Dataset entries
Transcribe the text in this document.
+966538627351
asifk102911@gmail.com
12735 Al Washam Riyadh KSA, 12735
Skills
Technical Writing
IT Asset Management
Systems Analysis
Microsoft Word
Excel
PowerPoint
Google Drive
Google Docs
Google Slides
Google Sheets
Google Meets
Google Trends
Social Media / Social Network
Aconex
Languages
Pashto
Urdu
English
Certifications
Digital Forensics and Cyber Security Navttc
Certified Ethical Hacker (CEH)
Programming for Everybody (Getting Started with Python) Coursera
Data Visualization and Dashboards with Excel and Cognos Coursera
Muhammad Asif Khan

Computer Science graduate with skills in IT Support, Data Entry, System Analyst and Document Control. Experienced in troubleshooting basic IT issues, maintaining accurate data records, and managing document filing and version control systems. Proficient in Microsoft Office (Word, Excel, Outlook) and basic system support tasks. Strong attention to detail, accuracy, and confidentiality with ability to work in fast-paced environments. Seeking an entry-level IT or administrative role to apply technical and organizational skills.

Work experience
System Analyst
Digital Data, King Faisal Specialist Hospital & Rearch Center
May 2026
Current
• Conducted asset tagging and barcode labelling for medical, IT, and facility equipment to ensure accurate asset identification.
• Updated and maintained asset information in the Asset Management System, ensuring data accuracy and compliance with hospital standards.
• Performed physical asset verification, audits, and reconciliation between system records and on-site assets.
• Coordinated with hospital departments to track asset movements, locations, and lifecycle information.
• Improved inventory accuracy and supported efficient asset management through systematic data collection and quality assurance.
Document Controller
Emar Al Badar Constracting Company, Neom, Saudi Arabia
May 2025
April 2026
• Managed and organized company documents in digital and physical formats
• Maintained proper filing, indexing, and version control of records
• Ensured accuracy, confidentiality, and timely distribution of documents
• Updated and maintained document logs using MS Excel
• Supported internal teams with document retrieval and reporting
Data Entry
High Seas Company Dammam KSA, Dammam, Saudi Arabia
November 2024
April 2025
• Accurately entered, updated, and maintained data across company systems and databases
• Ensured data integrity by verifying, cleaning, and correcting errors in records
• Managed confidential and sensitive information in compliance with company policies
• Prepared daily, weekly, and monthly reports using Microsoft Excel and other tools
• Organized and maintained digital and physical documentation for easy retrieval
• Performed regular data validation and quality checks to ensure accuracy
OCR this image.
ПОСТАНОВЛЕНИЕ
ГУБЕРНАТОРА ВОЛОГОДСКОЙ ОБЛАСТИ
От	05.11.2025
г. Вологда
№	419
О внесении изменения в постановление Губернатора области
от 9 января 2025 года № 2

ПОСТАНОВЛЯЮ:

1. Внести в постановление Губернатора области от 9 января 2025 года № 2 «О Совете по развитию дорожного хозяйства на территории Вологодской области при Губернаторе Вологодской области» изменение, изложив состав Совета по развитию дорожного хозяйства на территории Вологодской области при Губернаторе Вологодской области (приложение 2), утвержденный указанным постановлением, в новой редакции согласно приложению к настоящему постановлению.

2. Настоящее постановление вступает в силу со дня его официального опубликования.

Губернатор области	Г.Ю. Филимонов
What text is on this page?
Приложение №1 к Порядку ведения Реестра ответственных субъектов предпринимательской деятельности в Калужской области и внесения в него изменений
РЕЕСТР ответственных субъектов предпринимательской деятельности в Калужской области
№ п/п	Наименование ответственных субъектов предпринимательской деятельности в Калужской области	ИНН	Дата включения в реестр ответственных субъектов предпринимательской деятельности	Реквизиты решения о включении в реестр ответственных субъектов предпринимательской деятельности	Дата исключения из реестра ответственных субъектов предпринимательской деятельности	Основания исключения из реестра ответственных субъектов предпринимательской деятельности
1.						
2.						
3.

(EXERCISE DESCRIPTION)
Gather up the lines that contain the word "предпринимательской".

(EXERCISE RESPONSE)
Приложение №1 к Порядку ведения Реестра ответственных субъектов предпринимательской деятельности в Калужской области и внесения в него изменений
РЕЕСТР ответственных субъектов предпринимательской деятельности в Калужской области
№ п/п	Наименование ответственных субъектов предпринимательской деятельности в Калужской области	ИНН	Дата включения в реестр ответственных субъектов предпринимательской деятельности	Реквизиты решения о включении в реестр ответственных субъектов предпринимательской деятельности	Дата исключения из реестра ответственных субъектов предпринимательской деятельности	Основания исключения из реестра ответственных субъектов предпринимательской деятельности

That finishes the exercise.